### [REQUIRED WORK]
Reproduce each record exactly.

### [INPUT FOR THIS TASK]
★ ★ ★ ★ ★

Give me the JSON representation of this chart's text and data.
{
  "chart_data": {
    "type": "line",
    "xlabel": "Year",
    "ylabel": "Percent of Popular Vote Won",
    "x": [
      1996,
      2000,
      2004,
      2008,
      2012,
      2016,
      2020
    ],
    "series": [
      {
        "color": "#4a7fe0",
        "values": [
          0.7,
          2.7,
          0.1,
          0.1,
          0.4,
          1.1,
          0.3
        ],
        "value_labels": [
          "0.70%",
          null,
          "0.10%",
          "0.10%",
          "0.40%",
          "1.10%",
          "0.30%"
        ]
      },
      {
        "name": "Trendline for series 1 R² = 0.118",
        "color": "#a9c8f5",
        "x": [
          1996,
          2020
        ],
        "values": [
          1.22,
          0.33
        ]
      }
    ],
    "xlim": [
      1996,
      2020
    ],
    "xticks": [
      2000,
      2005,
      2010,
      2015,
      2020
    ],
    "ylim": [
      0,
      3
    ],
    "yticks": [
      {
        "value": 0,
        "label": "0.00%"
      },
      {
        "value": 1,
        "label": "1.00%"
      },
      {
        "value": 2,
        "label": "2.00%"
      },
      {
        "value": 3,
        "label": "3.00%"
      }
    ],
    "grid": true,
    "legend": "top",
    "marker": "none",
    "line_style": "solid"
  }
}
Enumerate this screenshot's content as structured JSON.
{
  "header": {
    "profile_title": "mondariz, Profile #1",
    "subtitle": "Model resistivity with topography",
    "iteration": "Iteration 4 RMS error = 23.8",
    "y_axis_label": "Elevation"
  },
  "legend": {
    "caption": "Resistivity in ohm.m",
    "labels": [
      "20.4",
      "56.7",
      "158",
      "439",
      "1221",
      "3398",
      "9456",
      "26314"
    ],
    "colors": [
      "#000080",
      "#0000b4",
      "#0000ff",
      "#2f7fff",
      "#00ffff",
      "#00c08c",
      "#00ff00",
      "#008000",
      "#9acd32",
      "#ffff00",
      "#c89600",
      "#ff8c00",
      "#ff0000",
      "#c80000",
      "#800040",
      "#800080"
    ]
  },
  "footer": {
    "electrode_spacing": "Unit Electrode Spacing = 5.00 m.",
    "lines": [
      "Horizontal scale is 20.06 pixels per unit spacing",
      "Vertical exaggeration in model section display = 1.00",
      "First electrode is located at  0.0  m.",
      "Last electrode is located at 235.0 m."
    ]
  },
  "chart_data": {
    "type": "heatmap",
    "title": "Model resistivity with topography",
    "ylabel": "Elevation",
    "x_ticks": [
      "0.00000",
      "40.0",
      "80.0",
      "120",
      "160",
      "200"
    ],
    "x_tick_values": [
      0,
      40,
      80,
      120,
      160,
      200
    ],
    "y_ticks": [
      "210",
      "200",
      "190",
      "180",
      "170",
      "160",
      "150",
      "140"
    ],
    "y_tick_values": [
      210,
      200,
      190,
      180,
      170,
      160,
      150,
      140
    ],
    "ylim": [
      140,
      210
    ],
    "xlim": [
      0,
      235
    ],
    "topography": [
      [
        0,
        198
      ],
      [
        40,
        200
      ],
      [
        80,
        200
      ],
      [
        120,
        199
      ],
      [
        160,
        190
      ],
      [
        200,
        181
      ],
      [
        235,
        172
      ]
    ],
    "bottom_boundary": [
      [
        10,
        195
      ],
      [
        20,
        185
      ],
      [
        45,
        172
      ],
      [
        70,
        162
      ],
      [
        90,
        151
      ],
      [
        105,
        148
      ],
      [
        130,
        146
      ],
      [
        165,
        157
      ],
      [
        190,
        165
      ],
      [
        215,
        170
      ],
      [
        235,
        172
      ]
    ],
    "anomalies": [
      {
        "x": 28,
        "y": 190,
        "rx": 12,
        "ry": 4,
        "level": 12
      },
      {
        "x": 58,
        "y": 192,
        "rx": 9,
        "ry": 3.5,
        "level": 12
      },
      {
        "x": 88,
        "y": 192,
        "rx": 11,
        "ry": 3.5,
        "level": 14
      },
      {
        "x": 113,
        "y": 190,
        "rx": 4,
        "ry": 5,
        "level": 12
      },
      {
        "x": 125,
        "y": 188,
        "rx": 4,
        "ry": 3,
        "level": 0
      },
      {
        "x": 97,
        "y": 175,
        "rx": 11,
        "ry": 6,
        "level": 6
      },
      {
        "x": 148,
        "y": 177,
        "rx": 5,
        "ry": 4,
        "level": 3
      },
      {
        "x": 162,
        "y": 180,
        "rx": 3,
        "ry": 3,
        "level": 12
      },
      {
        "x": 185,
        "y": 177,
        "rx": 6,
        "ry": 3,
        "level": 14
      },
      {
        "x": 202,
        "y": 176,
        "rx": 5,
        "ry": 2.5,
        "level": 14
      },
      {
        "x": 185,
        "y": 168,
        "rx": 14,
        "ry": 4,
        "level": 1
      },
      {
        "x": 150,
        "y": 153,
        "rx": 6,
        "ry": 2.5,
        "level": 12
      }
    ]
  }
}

★ ★ ★ ★ ★

### [THE RESPONSE]
Give me the JSON representation of this chart's text and data.
{
  "chart_data": {
    "type": "line",
    "xlabel": "Year",
    "ylabel": "Percent of Popular Vote Won",
    "x": [
      1996,
      2000,
      2004,
      2008,
      2012,
      2016,
      2020
    ],
    "series": [
      {
        "color": "#4a7fe0",
        "values": [
          0.7,
          2.7,
          0.1,
          0.1,
          0.4,
          1.1,
          0.3
        ],
        "value_labels": [
          "0.70%",
          null,
          "0.10%",
          "0.10%",
          "0.40%",
          "1.10%",
          "0.30%"
        ]
      },
      {
        "name": "Trendline for series 1 R² = 0.118",
        "color": "#a9c8f5",
        "x": [
          1996,
          2020
        ],
        "values": [
          1.22,
          0.33
        ]
      }
    ],
    "xlim": [
      1996,
      2020
    ],
    "xticks": [
      2000,
      2005,
      2010,
      2015,
      2020
    ],
    "ylim": [
      0,
      3
    ],
    "yticks": [
      {
        "value": 0,
        "label": "0.00%"
      },
      {
        "value": 1,
        "label": "1.00%"
      },
      {
        "value": 2,
        "label": "2.00%"
      },
      {
        "value": 3,
        "label": "3.00%"
      }
    ],
    "grid": true,
    "legend": "top",
    "marker": "none",
    "line_style": "solid"
  }
}
Enumerate this screenshot's content as structured JSON.
{
  "header": {
    "profile_title": "mondariz, Profile #1",
    "subtitle": "Model resistivity with topography",
    "iteration": "Iteration 4 RMS error = 23.8",
    "y_axis_label": "Elevation"
  },
  "legend": {
    "caption": "Resistivity in ohm.m",
    "labels": [
      "20.4",
      "56.7",
      "158",
      "439",
      "1221",
      "3398",
      "9456",
      "26314"
    ],
    "colors": [
      "#000080",
      "#0000b4",
      "#0000ff",
      "#2f7fff",
      "#00ffff",
      "#00c08c",
      "#00ff00",
      "#008000",
      "#9acd32",
      "#ffff00",
      "#c89600",
      "#ff8c00",
      "#ff0000",
      "#c80000",
      "#800040",
      "#800080"
    ]
  },
  "footer": {
    "electrode_spacing": "Unit Electrode Spacing = 5.00 m.",
    "lines": [
      "Horizontal scale is 20.06 pixels per unit spacing",
      "Vertical exaggeration in model section display = 1.00",
      "First electrode is located at  0.0  m.",
      "Last electrode is located at 235.0 m."
    ]
  },
  "chart_data": {
    "type": "heatmap",
    "title": "Model resistivity with topography",
    "ylabel": "Elevation",
    "x_ticks": [
      "0.00000",
      "40.0",
      "80.0",
      "120",
      "160",
      "200"
    ],
    "x_tick_values": [
      0,
      40,
      80,
      120,
      160,
      200
    ],
    "y_ticks": [
      "210",
      "200",
      "190",
      "180",
      "170",
      "160",
      "150",
      "140"
    ],
    "y_tick_values": [
      210,
      200,
      190,
      180,
      170,
      160,
      150,
      140
    ],
    "ylim": [
      140,
      210
    ],
    "xlim": [
      0,
      235
    ],
    "topography": [
      [
        0,
        198
      ],
      [
        40,
        200
      ],
      [
        80,
        200
      ],
      [
        120,
        199
      ],
      [
        160,
        190
      ],
      [
        200,
        181
      ],
      [
        235,
        172
      ]
    ],
    "bottom_boundary": [
      [
        10,
        195
      ],
      [
        20,
        185
      ],
      [
        45,
        172
      ],
      [
        70,
        162
      ],
      [
        90,
        151
      ],
      [
        105,
        148
      ],
      [
        130,
        146
      ],
      [
        165,
        157
      ],
      [
        190,
        165
      ],
      [
        215,
        170
      ],
      [
        235,
        172
      ]
    ],
    "anomalies": [
      {
        "x": 28,
        "y": 190,
        "rx": 12,
        "ry": 4,
        "level": 12
      },
      {
        "x": 58,
        "y": 192,
        "rx": 9,
        "ry": 3.5,
        "level": 12
      },
      {
        "x": 88,
        "y": 192,
        "rx": 11,
        "ry": 3.5,
        "level": 14
      },
      {
        "x": 113,
        "y": 190,
        "rx": 4,
        "ry": 5,
        "level": 12
      },
      {
        "x": 125,
        "y": 188,
        "rx": 4,
        "ry": 3,
        "level": 0
      },
      {
        "x": 97,
        "y": 175,
        "rx": 11,
        "ry": 6,
        "level": 6
      },
      {
        "x": 148,
        "y": 177,
        "rx": 5,
        "ry": 4,
        "level": 3
      },
      {
        "x": 162,
        "y": 180,
        "rx": 3,
        "ry": 3,
        "level": 12
      },
      {
        "x": 185,
        "y": 177,
        "rx": 6,
        "ry": 3,
        "level": 14
      },
      {
        "x": 202,
        "y": 176,
        "rx": 5,
        "ry": 2.5,
        "level": 14
      },
      {
        "x": 185,
        "y": 168,
        "rx": 14,
        "ry": 4,
        "level": 1
      },
      {
        "x": 150,
        "y": 153,
        "rx": 6,
        "ry": 2.5,
        "level": 12
      }
    ]
  }
}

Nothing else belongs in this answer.